Your task is to restate the data word for word.

####

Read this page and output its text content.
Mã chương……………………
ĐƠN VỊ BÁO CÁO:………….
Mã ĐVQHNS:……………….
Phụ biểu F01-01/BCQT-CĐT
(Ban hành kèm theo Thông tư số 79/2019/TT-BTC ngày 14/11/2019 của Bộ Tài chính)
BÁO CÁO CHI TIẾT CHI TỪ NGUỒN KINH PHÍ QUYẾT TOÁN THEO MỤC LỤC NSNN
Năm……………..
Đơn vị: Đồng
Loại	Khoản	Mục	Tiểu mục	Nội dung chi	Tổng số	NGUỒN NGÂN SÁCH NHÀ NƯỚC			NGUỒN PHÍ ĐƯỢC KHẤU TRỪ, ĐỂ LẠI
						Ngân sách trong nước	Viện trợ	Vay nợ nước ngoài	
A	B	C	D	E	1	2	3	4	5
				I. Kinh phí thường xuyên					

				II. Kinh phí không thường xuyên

####

▶ **EXPECTED OUTPUT**
Read this page and output its text content.
Mã chương……………………
ĐƠN VỊ BÁO CÁO:………….
Mã ĐVQHNS:……………….
Phụ biểu F01-01/BCQT-CĐT
(Ban hành kèm theo Thông tư số 79/2019/TT-BTC ngày 14/11/2019 của Bộ Tài chính)
BÁO CÁO CHI TIẾT CHI TỪ NGUỒN KINH PHÍ QUYẾT TOÁN THEO MỤC LỤC NSNN
Năm……………..
Đơn vị: Đồng
Loại	Khoản	Mục	Tiểu mục	Nội dung chi	Tổng số	NGUỒN NGÂN SÁCH NHÀ NƯỚC			NGUỒN PHÍ ĐƯỢC KHẤU TRỪ, ĐỂ LẠI
						Ngân sách trong nước	Viện trợ	Vay nợ nước ngoài	
A	B	C	D	E	1	2	3	4	5
				I. Kinh phí thường xuyên					

				II. Kinh phí không thường xuyên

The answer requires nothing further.